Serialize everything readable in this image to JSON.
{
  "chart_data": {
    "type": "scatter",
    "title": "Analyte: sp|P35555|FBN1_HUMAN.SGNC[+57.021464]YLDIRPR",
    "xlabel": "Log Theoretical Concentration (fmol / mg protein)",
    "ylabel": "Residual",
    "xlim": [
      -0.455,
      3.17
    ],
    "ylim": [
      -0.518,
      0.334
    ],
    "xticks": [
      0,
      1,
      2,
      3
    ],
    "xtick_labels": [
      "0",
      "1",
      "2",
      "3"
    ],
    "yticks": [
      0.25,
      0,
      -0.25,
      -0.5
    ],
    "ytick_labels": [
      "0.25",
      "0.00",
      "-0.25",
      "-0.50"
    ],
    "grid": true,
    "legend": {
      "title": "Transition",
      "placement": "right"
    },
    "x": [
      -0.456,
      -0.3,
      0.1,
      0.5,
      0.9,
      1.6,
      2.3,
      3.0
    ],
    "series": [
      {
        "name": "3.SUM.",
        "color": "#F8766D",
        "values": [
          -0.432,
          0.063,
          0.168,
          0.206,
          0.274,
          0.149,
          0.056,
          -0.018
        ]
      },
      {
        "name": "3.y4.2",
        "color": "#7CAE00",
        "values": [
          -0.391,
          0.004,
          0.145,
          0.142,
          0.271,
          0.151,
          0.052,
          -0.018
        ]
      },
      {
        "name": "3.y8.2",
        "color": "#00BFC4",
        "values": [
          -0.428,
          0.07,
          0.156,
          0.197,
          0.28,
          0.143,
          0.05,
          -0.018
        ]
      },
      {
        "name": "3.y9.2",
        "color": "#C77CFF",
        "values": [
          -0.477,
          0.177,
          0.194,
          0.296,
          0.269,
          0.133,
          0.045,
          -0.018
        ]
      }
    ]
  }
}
○ ○ ○ ○ ○ ○ ○
What you are asked to do: Write each line above out exactly.

Task result:
Serialize everything readable in this image to JSON.
{
  "chart_data": {
    "type": "scatter",
    "title": "Analyte: sp|P35555|FBN1_HUMAN.SGNC[+57.021464]YLDIRPR",
    "xlabel": "Log Theoretical Concentration (fmol / mg protein)",
    "ylabel": "Residual",
    "xlim": [
      -0.455,
      3.17
    ],
    "ylim": [
      -0.518,
      0.334
    ],
    "xticks": [
      0,
      1,
      2,
      3
    ],
    "xtick_labels": [
      "0",
      "1",
      "2",
      "3"
    ],
    "yticks": [
      0.25,
      0,
      -0.25,
      -0.5
    ],
    "ytick_labels": [
      "0.25",
      "0.00",
      "-0.25",
      "-0.50"
    ],
    "grid": true,
    "legend": {
      "title": "Transition",
      "placement": "right"
    },
    "x": [
      -0.456,
      -0.3,
      0.1,
      0.5,
      0.9,
      1.6,
      2.3,
      3.0
    ],
    "series": [
      {
        "name": "3.SUM.",
        "color": "#F8766D",
        "values": [
          -0.432,
          0.063,
          0.168,
          0.206,
          0.274,
          0.149,
          0.056,
          -0.018
        ]
      },
      {
        "name": "3.y4.2",
        "color": "#7CAE00",
        "values": [
          -0.391,
          0.004,
          0.145,
          0.142,
          0.271,
          0.151,
          0.052,
          -0.018
        ]
      },
      {
        "name": "3.y8.2",
        "color": "#00BFC4",
        "values": [
          -0.428,
          0.07,
          0.156,
          0.197,
          0.28,
          0.143,
          0.05,
          -0.018
        ]
      },
      {
        "name": "3.y9.2",
        "color": "#C77CFF",
        "values": [
          -0.477,
          0.177,
          0.194,
          0.296,
          0.269,
          0.133,
          0.045,
          -0.018
        ]
      }
    ]
  }
}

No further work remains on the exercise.